Exercise directions:
Copy each line of the records that contains the word "mensuels".

Information provided:
________________________

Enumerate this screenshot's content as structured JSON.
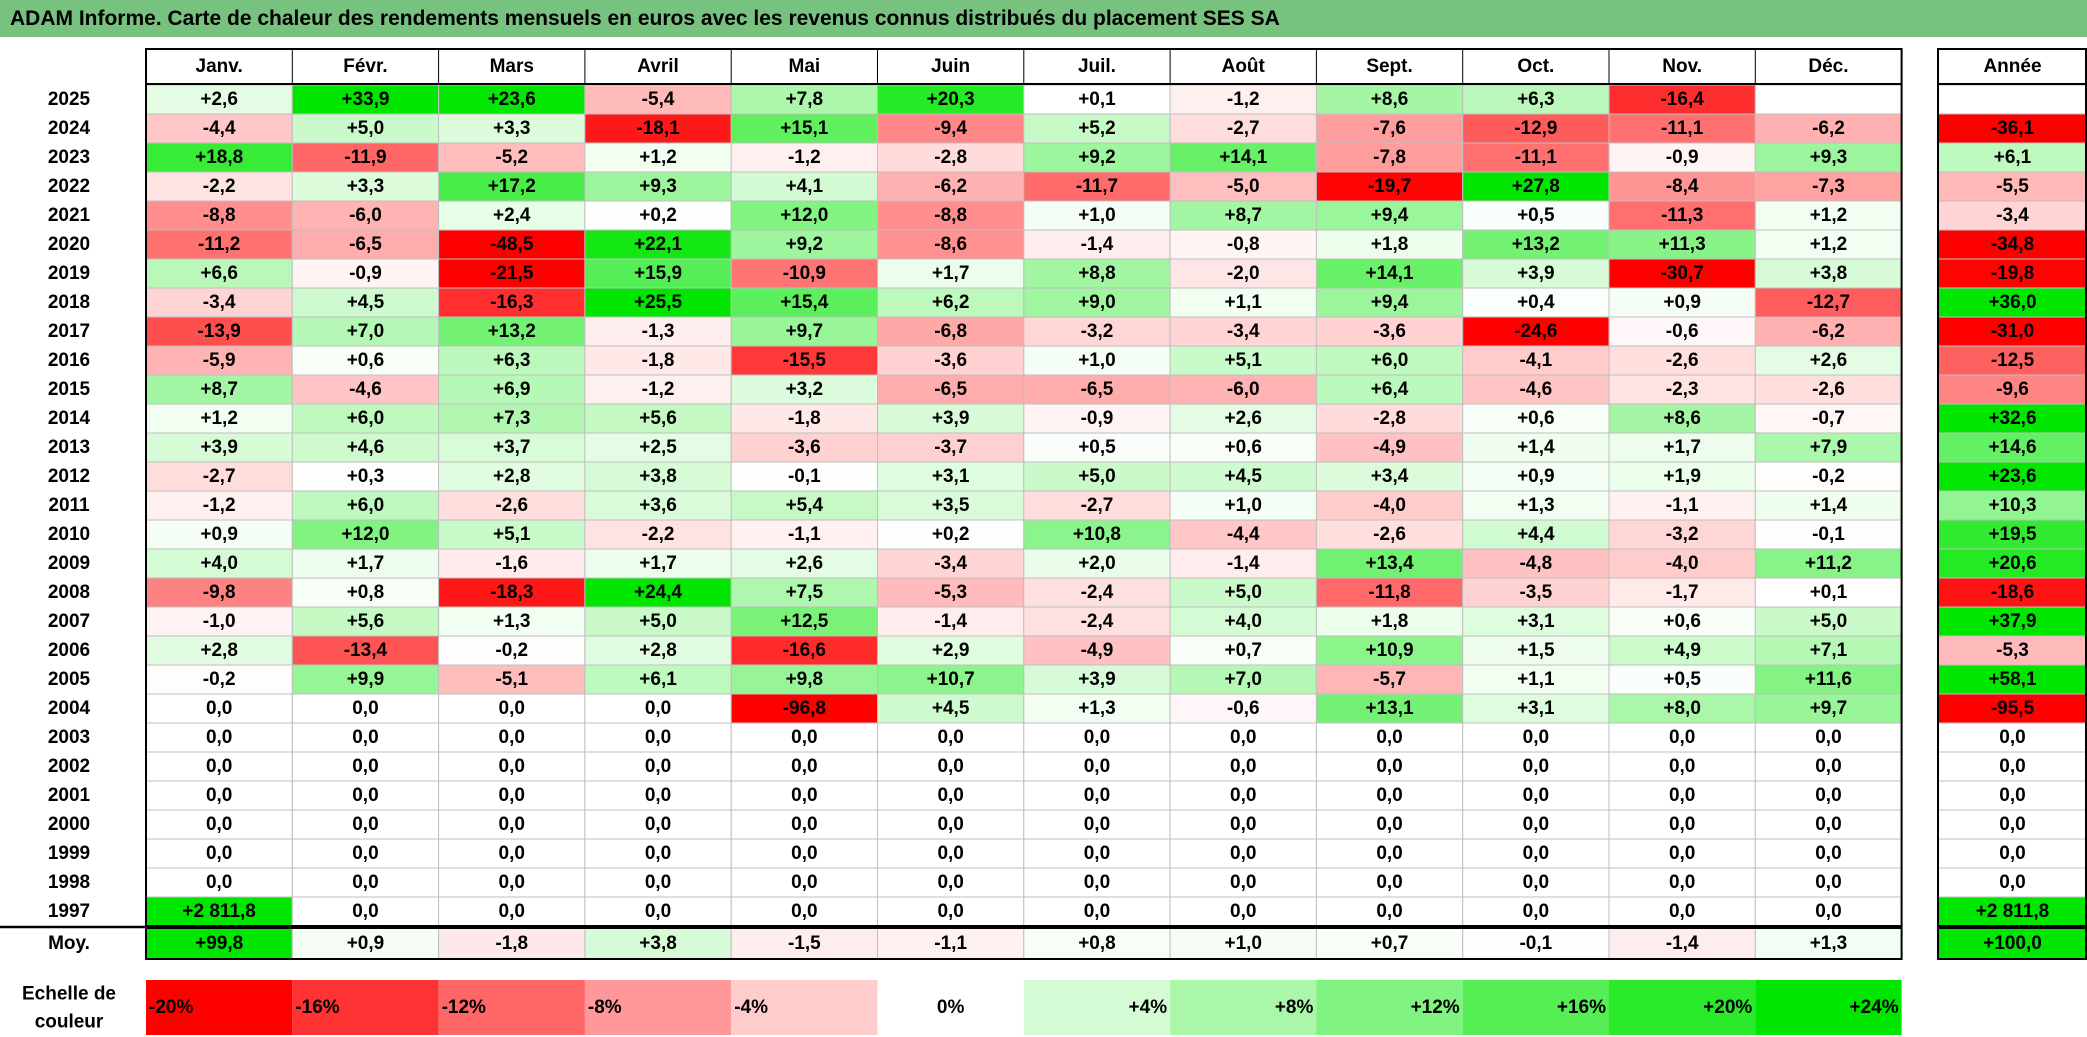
{
  "title": "ADAM Informe. Carte de chaleur des rendements mensuels en euros avec les revenus connus distribués du placement SES SA",
  "chart_data": {
    "type": "heatmap",
    "title": "ADAM Informe. Carte de chaleur des rendements mensuels en euros avec les revenus connus distribués du placement SES SA",
    "months": [
      "Janv.",
      "Févr.",
      "Mars",
      "Avril",
      "Mai",
      "Juin",
      "Juil.",
      "Août",
      "Sept.",
      "Oct.",
      "Nov.",
      "Déc."
    ],
    "year_header": "Année",
    "rows": [
      {
        "year": "2025",
        "values": [
          "+2,6",
          "+33,9",
          "+23,6",
          "-5,4",
          "+7,8",
          "+20,3",
          "+0,1",
          "-1,2",
          "+8,6",
          "+6,3",
          "-16,4",
          ""
        ],
        "annual": ""
      },
      {
        "year": "2024",
        "values": [
          "-4,4",
          "+5,0",
          "+3,3",
          "-18,1",
          "+15,1",
          "-9,4",
          "+5,2",
          "-2,7",
          "-7,6",
          "-12,9",
          "-11,1",
          "-6,2"
        ],
        "annual": "-36,1"
      },
      {
        "year": "2023",
        "values": [
          "+18,8",
          "-11,9",
          "-5,2",
          "+1,2",
          "-1,2",
          "-2,8",
          "+9,2",
          "+14,1",
          "-7,8",
          "-11,1",
          "-0,9",
          "+9,3"
        ],
        "annual": "+6,1"
      },
      {
        "year": "2022",
        "values": [
          "-2,2",
          "+3,3",
          "+17,2",
          "+9,3",
          "+4,1",
          "-6,2",
          "-11,7",
          "-5,0",
          "-19,7",
          "+27,8",
          "-8,4",
          "-7,3"
        ],
        "annual": "-5,5"
      },
      {
        "year": "2021",
        "values": [
          "-8,8",
          "-6,0",
          "+2,4",
          "+0,2",
          "+12,0",
          "-8,8",
          "+1,0",
          "+8,7",
          "+9,4",
          "+0,5",
          "-11,3",
          "+1,2"
        ],
        "annual": "-3,4"
      },
      {
        "year": "2020",
        "values": [
          "-11,2",
          "-6,5",
          "-48,5",
          "+22,1",
          "+9,2",
          "-8,6",
          "-1,4",
          "-0,8",
          "+1,8",
          "+13,2",
          "+11,3",
          "+1,2"
        ],
        "annual": "-34,8"
      },
      {
        "year": "2019",
        "values": [
          "+6,6",
          "-0,9",
          "-21,5",
          "+15,9",
          "-10,9",
          "+1,7",
          "+8,8",
          "-2,0",
          "+14,1",
          "+3,9",
          "-30,7",
          "+3,8"
        ],
        "annual": "-19,8"
      },
      {
        "year": "2018",
        "values": [
          "-3,4",
          "+4,5",
          "-16,3",
          "+25,5",
          "+15,4",
          "+6,2",
          "+9,0",
          "+1,1",
          "+9,4",
          "+0,4",
          "+0,9",
          "-12,7"
        ],
        "annual": "+36,0"
      },
      {
        "year": "2017",
        "values": [
          "-13,9",
          "+7,0",
          "+13,2",
          "-1,3",
          "+9,7",
          "-6,8",
          "-3,2",
          "-3,4",
          "-3,6",
          "-24,6",
          "-0,6",
          "-6,2"
        ],
        "annual": "-31,0"
      },
      {
        "year": "2016",
        "values": [
          "-5,9",
          "+0,6",
          "+6,3",
          "-1,8",
          "-15,5",
          "-3,6",
          "+1,0",
          "+5,1",
          "+6,0",
          "-4,1",
          "-2,6",
          "+2,6"
        ],
        "annual": "-12,5"
      },
      {
        "year": "2015",
        "values": [
          "+8,7",
          "-4,6",
          "+6,9",
          "-1,2",
          "+3,2",
          "-6,5",
          "-6,5",
          "-6,0",
          "+6,4",
          "-4,6",
          "-2,3",
          "-2,6"
        ],
        "annual": "-9,6"
      },
      {
        "year": "2014",
        "values": [
          "+1,2",
          "+6,0",
          "+7,3",
          "+5,6",
          "-1,8",
          "+3,9",
          "-0,9",
          "+2,6",
          "-2,8",
          "+0,6",
          "+8,6",
          "-0,7"
        ],
        "annual": "+32,6"
      },
      {
        "year": "2013",
        "values": [
          "+3,9",
          "+4,6",
          "+3,7",
          "+2,5",
          "-3,6",
          "-3,7",
          "+0,5",
          "+0,6",
          "-4,9",
          "+1,4",
          "+1,7",
          "+7,9"
        ],
        "annual": "+14,6"
      },
      {
        "year": "2012",
        "values": [
          "-2,7",
          "+0,3",
          "+2,8",
          "+3,8",
          "-0,1",
          "+3,1",
          "+5,0",
          "+4,5",
          "+3,4",
          "+0,9",
          "+1,9",
          "-0,2"
        ],
        "annual": "+23,6"
      },
      {
        "year": "2011",
        "values": [
          "-1,2",
          "+6,0",
          "-2,6",
          "+3,6",
          "+5,4",
          "+3,5",
          "-2,7",
          "+1,0",
          "-4,0",
          "+1,3",
          "-1,1",
          "+1,4"
        ],
        "annual": "+10,3"
      },
      {
        "year": "2010",
        "values": [
          "+0,9",
          "+12,0",
          "+5,1",
          "-2,2",
          "-1,1",
          "+0,2",
          "+10,8",
          "-4,4",
          "-2,6",
          "+4,4",
          "-3,2",
          "-0,1"
        ],
        "annual": "+19,5"
      },
      {
        "year": "2009",
        "values": [
          "+4,0",
          "+1,7",
          "-1,6",
          "+1,7",
          "+2,6",
          "-3,4",
          "+2,0",
          "-1,4",
          "+13,4",
          "-4,8",
          "-4,0",
          "+11,2"
        ],
        "annual": "+20,6"
      },
      {
        "year": "2008",
        "values": [
          "-9,8",
          "+0,8",
          "-18,3",
          "+24,4",
          "+7,5",
          "-5,3",
          "-2,4",
          "+5,0",
          "-11,8",
          "-3,5",
          "-1,7",
          "+0,1"
        ],
        "annual": "-18,6"
      },
      {
        "year": "2007",
        "values": [
          "-1,0",
          "+5,6",
          "+1,3",
          "+5,0",
          "+12,5",
          "-1,4",
          "-2,4",
          "+4,0",
          "+1,8",
          "+3,1",
          "+0,6",
          "+5,0"
        ],
        "annual": "+37,9"
      },
      {
        "year": "2006",
        "values": [
          "+2,8",
          "-13,4",
          "-0,2",
          "+2,8",
          "-16,6",
          "+2,9",
          "-4,9",
          "+0,7",
          "+10,9",
          "+1,5",
          "+4,9",
          "+7,1"
        ],
        "annual": "-5,3"
      },
      {
        "year": "2005",
        "values": [
          "-0,2",
          "+9,9",
          "-5,1",
          "+6,1",
          "+9,8",
          "+10,7",
          "+3,9",
          "+7,0",
          "-5,7",
          "+1,1",
          "+0,5",
          "+11,6"
        ],
        "annual": "+58,1"
      },
      {
        "year": "2004",
        "values": [
          "0,0",
          "0,0",
          "0,0",
          "0,0",
          "-96,8",
          "+4,5",
          "+1,3",
          "-0,6",
          "+13,1",
          "+3,1",
          "+8,0",
          "+9,7"
        ],
        "annual": "-95,5"
      },
      {
        "year": "2003",
        "values": [
          "0,0",
          "0,0",
          "0,0",
          "0,0",
          "0,0",
          "0,0",
          "0,0",
          "0,0",
          "0,0",
          "0,0",
          "0,0",
          "0,0"
        ],
        "annual": "0,0"
      },
      {
        "year": "2002",
        "values": [
          "0,0",
          "0,0",
          "0,0",
          "0,0",
          "0,0",
          "0,0",
          "0,0",
          "0,0",
          "0,0",
          "0,0",
          "0,0",
          "0,0"
        ],
        "annual": "0,0"
      },
      {
        "year": "2001",
        "values": [
          "0,0",
          "0,0",
          "0,0",
          "0,0",
          "0,0",
          "0,0",
          "0,0",
          "0,0",
          "0,0",
          "0,0",
          "0,0",
          "0,0"
        ],
        "annual": "0,0"
      },
      {
        "year": "2000",
        "values": [
          "0,0",
          "0,0",
          "0,0",
          "0,0",
          "0,0",
          "0,0",
          "0,0",
          "0,0",
          "0,0",
          "0,0",
          "0,0",
          "0,0"
        ],
        "annual": "0,0"
      },
      {
        "year": "1999",
        "values": [
          "0,0",
          "0,0",
          "0,0",
          "0,0",
          "0,0",
          "0,0",
          "0,0",
          "0,0",
          "0,0",
          "0,0",
          "0,0",
          "0,0"
        ],
        "annual": "0,0"
      },
      {
        "year": "1998",
        "values": [
          "0,0",
          "0,0",
          "0,0",
          "0,0",
          "0,0",
          "0,0",
          "0,0",
          "0,0",
          "0,0",
          "0,0",
          "0,0",
          "0,0"
        ],
        "annual": "0,0"
      },
      {
        "year": "1997",
        "values": [
          "+2 811,8",
          "0,0",
          "0,0",
          "0,0",
          "0,0",
          "0,0",
          "0,0",
          "0,0",
          "0,0",
          "0,0",
          "0,0",
          "0,0"
        ],
        "annual": "+2 811,8"
      }
    ],
    "average": {
      "label": "Moy.",
      "values": [
        "+99,8",
        "+0,9",
        "-1,8",
        "+3,8",
        "-1,5",
        "-1,1",
        "+0,8",
        "+1,0",
        "+0,7",
        "-0,1",
        "-1,4",
        "+1,3"
      ],
      "annual": "+100,0"
    },
    "scale": {
      "label_line1": "Echelle de",
      "label_line2": "couleur",
      "steps": [
        "-20%",
        "-16%",
        "-12%",
        "-8%",
        "-4%",
        "0%",
        "+4%",
        "+8%",
        "+12%",
        "+16%",
        "+20%",
        "+24%"
      ],
      "step_values": [
        -20,
        -16,
        -12,
        -8,
        -4,
        0,
        4,
        8,
        12,
        16,
        20,
        24
      ]
    },
    "colors": {
      "negative": "#ff0000",
      "positive": "#00e600",
      "neutral": "#ffffff",
      "title_bar": "#76c27e"
    }
  }
}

________________________

Problem solution:
  "title": "ADAM Informe. Carte de chaleur des rendements mensuels en euros avec les revenus connus distribués du placement SES SA",
    "title": "ADAM Informe. Carte de chaleur des rendements mensuels en euros avec les revenus connus distribués du placement SES SA",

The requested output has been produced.